Set down each record exactly as written.

DATA SUPPLIED:
=-=-=
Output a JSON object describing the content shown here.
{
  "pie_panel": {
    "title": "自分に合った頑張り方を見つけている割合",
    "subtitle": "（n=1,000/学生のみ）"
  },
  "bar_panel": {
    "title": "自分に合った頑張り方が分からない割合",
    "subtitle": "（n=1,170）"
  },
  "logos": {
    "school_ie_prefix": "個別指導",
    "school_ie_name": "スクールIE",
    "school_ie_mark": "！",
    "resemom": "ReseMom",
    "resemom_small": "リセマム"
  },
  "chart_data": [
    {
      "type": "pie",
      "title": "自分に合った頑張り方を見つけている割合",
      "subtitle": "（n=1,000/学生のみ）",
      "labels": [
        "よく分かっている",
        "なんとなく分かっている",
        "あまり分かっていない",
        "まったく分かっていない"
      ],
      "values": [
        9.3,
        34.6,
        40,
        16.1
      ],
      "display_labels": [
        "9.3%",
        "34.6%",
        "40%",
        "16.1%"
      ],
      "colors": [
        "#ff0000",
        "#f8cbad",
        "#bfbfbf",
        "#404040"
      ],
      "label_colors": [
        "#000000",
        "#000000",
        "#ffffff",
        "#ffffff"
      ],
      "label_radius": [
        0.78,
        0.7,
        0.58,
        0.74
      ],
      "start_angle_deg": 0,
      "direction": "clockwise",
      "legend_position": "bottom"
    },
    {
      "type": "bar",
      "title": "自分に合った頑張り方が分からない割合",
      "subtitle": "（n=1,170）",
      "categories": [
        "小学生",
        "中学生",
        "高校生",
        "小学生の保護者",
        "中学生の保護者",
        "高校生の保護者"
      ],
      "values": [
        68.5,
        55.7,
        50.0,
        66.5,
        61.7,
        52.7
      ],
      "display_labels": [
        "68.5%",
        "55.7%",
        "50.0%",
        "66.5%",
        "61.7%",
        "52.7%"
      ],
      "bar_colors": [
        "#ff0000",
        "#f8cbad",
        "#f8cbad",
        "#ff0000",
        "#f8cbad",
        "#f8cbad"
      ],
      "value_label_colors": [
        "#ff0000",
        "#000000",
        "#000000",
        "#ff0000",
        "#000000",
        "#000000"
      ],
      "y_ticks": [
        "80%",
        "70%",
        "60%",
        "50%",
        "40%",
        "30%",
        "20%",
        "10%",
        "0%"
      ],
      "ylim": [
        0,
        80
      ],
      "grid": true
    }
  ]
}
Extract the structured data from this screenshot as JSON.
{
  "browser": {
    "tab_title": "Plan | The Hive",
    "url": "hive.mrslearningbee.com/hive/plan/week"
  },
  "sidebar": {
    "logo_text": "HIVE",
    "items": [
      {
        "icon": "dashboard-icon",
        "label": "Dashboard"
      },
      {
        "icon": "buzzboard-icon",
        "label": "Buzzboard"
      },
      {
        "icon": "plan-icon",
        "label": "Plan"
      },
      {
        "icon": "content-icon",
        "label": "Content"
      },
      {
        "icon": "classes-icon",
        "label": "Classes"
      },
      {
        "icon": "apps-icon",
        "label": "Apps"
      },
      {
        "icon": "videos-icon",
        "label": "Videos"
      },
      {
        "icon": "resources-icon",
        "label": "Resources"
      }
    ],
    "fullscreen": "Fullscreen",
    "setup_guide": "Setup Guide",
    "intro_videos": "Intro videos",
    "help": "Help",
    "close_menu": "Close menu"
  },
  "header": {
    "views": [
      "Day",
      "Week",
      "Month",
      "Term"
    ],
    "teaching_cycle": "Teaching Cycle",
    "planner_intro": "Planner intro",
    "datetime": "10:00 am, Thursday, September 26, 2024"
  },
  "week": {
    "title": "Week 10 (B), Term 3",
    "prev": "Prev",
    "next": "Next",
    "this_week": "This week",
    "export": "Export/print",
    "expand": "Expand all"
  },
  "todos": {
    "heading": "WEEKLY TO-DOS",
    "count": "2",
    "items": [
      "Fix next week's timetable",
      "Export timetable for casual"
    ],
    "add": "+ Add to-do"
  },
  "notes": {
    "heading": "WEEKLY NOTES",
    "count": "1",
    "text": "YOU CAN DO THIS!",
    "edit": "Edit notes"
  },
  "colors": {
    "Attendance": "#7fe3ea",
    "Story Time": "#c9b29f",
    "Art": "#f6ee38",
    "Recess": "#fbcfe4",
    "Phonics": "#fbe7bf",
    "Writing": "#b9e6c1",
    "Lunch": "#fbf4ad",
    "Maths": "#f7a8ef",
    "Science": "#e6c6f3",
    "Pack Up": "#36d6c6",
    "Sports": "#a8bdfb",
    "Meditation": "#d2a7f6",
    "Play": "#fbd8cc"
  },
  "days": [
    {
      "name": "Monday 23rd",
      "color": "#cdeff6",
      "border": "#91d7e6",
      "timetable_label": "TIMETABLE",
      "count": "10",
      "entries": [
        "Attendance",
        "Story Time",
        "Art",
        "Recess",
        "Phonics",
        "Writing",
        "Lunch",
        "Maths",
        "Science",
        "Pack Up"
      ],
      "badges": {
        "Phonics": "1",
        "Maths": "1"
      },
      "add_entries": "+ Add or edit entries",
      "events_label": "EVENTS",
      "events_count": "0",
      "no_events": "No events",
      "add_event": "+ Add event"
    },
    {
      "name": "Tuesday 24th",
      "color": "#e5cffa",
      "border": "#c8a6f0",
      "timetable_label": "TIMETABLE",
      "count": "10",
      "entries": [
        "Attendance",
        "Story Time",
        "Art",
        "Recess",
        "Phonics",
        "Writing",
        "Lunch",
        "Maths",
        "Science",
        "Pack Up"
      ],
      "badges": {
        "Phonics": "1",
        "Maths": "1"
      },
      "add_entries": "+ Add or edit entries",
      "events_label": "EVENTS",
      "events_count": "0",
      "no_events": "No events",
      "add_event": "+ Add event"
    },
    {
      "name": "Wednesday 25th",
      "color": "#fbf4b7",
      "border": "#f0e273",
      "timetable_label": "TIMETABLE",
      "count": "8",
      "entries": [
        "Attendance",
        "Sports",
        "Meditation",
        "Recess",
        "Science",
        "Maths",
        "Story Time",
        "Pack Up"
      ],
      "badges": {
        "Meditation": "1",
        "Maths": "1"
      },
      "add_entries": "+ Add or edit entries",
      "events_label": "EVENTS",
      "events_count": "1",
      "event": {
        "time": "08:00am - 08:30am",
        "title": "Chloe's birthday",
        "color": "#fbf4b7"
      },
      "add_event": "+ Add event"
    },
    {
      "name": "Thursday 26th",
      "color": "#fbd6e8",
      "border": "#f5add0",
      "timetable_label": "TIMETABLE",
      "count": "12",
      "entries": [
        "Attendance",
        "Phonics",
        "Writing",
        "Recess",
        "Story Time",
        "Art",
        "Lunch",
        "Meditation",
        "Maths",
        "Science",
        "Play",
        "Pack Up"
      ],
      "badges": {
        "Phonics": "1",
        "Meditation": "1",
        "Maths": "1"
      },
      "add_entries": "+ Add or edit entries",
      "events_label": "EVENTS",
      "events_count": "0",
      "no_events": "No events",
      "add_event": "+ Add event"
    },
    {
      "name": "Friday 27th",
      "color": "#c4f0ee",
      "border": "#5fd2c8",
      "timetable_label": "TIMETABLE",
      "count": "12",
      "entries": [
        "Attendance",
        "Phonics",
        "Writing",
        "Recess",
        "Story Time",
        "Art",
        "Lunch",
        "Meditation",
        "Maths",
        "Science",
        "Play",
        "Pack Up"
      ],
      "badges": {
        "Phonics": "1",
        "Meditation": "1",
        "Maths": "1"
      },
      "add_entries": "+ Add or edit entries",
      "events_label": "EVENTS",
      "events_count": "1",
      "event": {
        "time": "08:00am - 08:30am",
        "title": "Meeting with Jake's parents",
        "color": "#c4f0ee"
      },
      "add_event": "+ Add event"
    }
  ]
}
=-=-=
FULL SOLUTION:
Output a JSON object describing the content shown here.
{
  "pie_panel": {
    "title": "自分に合った頑張り方を見つけている割合",
    "subtitle": "（n=1,000/学生のみ）"
  },
  "bar_panel": {
    "title": "自分に合った頑張り方が分からない割合",
    "subtitle": "（n=1,170）"
  },
  "logos": {
    "school_ie_prefix": "個別指導",
    "school_ie_name": "スクールIE",
    "school_ie_mark": "！",
    "resemom": "ReseMom",
    "resemom_small": "リセマム"
  },
  "chart_data": [
    {
      "type": "pie",
      "title": "自分に合った頑張り方を見つけている割合",
      "subtitle": "（n=1,000/学生のみ）",
      "labels": [
        "よく分かっている",
        "なんとなく分かっている",
        "あまり分かっていない",
        "まったく分かっていない"
      ],
      "values": [
        9.3,
        34.6,
        40,
        16.1
      ],
      "display_labels": [
        "9.3%",
        "34.6%",
        "40%",
        "16.1%"
      ],
      "colors": [
        "#ff0000",
        "#f8cbad",
        "#bfbfbf",
        "#404040"
      ],
      "label_colors": [
        "#000000",
        "#000000",
        "#ffffff",
        "#ffffff"
      ],
      "label_radius": [
        0.78,
        0.7,
        0.58,
        0.74
      ],
      "start_angle_deg": 0,
      "direction": "clockwise",
      "legend_position": "bottom"
    },
    {
      "type": "bar",
      "title": "自分に合った頑張り方が分からない割合",
      "subtitle": "（n=1,170）",
      "categories": [
        "小学生",
        "中学生",
        "高校生",
        "小学生の保護者",
        "中学生の保護者",
        "高校生の保護者"
      ],
      "values": [
        68.5,
        55.7,
        50.0,
        66.5,
        61.7,
        52.7
      ],
      "display_labels": [
        "68.5%",
        "55.7%",
        "50.0%",
        "66.5%",
        "61.7%",
        "52.7%"
      ],
      "bar_colors": [
        "#ff0000",
        "#f8cbad",
        "#f8cbad",
        "#ff0000",
        "#f8cbad",
        "#f8cbad"
      ],
      "value_label_colors": [
        "#ff0000",
        "#000000",
        "#000000",
        "#ff0000",
        "#000000",
        "#000000"
      ],
      "y_ticks": [
        "80%",
        "70%",
        "60%",
        "50%",
        "40%",
        "30%",
        "20%",
        "10%",
        "0%"
      ],
      "ylim": [
        0,
        80
      ],
      "grid": true
    }
  ]
}
Extract the structured data from this screenshot as JSON.
{
  "browser": {
    "tab_title": "Plan | The Hive",
    "url": "hive.mrslearningbee.com/hive/plan/week"
  },
  "sidebar": {
    "logo_text": "HIVE",
    "items": [
      {
        "icon": "dashboard-icon",
        "label": "Dashboard"
      },
      {
        "icon": "buzzboard-icon",
        "label": "Buzzboard"
      },
      {
        "icon": "plan-icon",
        "label": "Plan"
      },
      {
        "icon": "content-icon",
        "label": "Content"
      },
      {
        "icon": "classes-icon",
        "label": "Classes"
      },
      {
        "icon": "apps-icon",
        "label": "Apps"
      },
      {
        "icon": "videos-icon",
        "label": "Videos"
      },
      {
        "icon": "resources-icon",
        "label": "Resources"
      }
    ],
    "fullscreen": "Fullscreen",
    "setup_guide": "Setup Guide",
    "intro_videos": "Intro videos",
    "help": "Help",
    "close_menu": "Close menu"
  },
  "header": {
    "views": [
      "Day",
      "Week",
      "Month",
      "Term"
    ],
    "teaching_cycle": "Teaching Cycle",
    "planner_intro": "Planner intro",
    "datetime": "10:00 am, Thursday, September 26, 2024"
  },
  "week": {
    "title": "Week 10 (B), Term 3",
    "prev": "Prev",
    "next": "Next",
    "this_week": "This week",
    "export": "Export/print",
    "expand": "Expand all"
  },
  "todos": {
    "heading": "WEEKLY TO-DOS",
    "count": "2",
    "items": [
      "Fix next week's timetable",
      "Export timetable for casual"
    ],
    "add": "+ Add to-do"
  },
  "notes": {
    "heading": "WEEKLY NOTES",
    "count": "1",
    "text": "YOU CAN DO THIS!",
    "edit": "Edit notes"
  },
  "colors": {
    "Attendance": "#7fe3ea",
    "Story Time": "#c9b29f",
    "Art": "#f6ee38",
    "Recess": "#fbcfe4",
    "Phonics": "#fbe7bf",
    "Writing": "#b9e6c1",
    "Lunch": "#fbf4ad",
    "Maths": "#f7a8ef",
    "Science": "#e6c6f3",
    "Pack Up": "#36d6c6",
    "Sports": "#a8bdfb",
    "Meditation": "#d2a7f6",
    "Play": "#fbd8cc"
  },
  "days": [
    {
      "name": "Monday 23rd",
      "color": "#cdeff6",
      "border": "#91d7e6",
      "timetable_label": "TIMETABLE",
      "count": "10",
      "entries": [
        "Attendance",
        "Story Time",
        "Art",
        "Recess",
        "Phonics",
        "Writing",
        "Lunch",
        "Maths",
        "Science",
        "Pack Up"
      ],
      "badges": {
        "Phonics": "1",
        "Maths": "1"
      },
      "add_entries": "+ Add or edit entries",
      "events_label": "EVENTS",
      "events_count": "0",
      "no_events": "No events",
      "add_event": "+ Add event"
    },
    {
      "name": "Tuesday 24th",
      "color": "#e5cffa",
      "border": "#c8a6f0",
      "timetable_label": "TIMETABLE",
      "count": "10",
      "entries": [
        "Attendance",
        "Story Time",
        "Art",
        "Recess",
        "Phonics",
        "Writing",
        "Lunch",
        "Maths",
        "Science",
        "Pack Up"
      ],
      "badges": {
        "Phonics": "1",
        "Maths": "1"
      },
      "add_entries": "+ Add or edit entries",
      "events_label": "EVENTS",
      "events_count": "0",
      "no_events": "No events",
      "add_event": "+ Add event"
    },
    {
      "name": "Wednesday 25th",
      "color": "#fbf4b7",
      "border": "#f0e273",
      "timetable_label": "TIMETABLE",
      "count": "8",
      "entries": [
        "Attendance",
        "Sports",
        "Meditation",
        "Recess",
        "Science",
        "Maths",
        "Story Time",
        "Pack Up"
      ],
      "badges": {
        "Meditation": "1",
        "Maths": "1"
      },
      "add_entries": "+ Add or edit entries",
      "events_label": "EVENTS",
      "events_count": "1",
      "event": {
        "time": "08:00am - 08:30am",
        "title": "Chloe's birthday",
        "color": "#fbf4b7"
      },
      "add_event": "+ Add event"
    },
    {
      "name": "Thursday 26th",
      "color": "#fbd6e8",
      "border": "#f5add0",
      "timetable_label": "TIMETABLE",
      "count": "12",
      "entries": [
        "Attendance",
        "Phonics",
        "Writing",
        "Recess",
        "Story Time",
        "Art",
        "Lunch",
        "Meditation",
        "Maths",
        "Science",
        "Play",
        "Pack Up"
      ],
      "badges": {
        "Phonics": "1",
        "Meditation": "1",
        "Maths": "1"
      },
      "add_entries": "+ Add or edit entries",
      "events_label": "EVENTS",
      "events_count": "0",
      "no_events": "No events",
      "add_event": "+ Add event"
    },
    {
      "name": "Friday 27th",
      "color": "#c4f0ee",
      "border": "#5fd2c8",
      "timetable_label": "TIMETABLE",
      "count": "12",
      "entries": [
        "Attendance",
        "Phonics",
        "Writing",
        "Recess",
        "Story Time",
        "Art",
        "Lunch",
        "Meditation",
        "Maths",
        "Science",
        "Play",
        "Pack Up"
      ],
      "badges": {
        "Phonics": "1",
        "Meditation": "1",
        "Maths": "1"
      },
      "add_entries": "+ Add or edit entries",
      "events_label": "EVENTS",
      "events_count": "1",
      "event": {
        "time": "08:00am - 08:30am",
        "title": "Meeting with Jake's parents",
        "color": "#c4f0ee"
      },
      "add_event": "+ Add event"
    }
  ]
}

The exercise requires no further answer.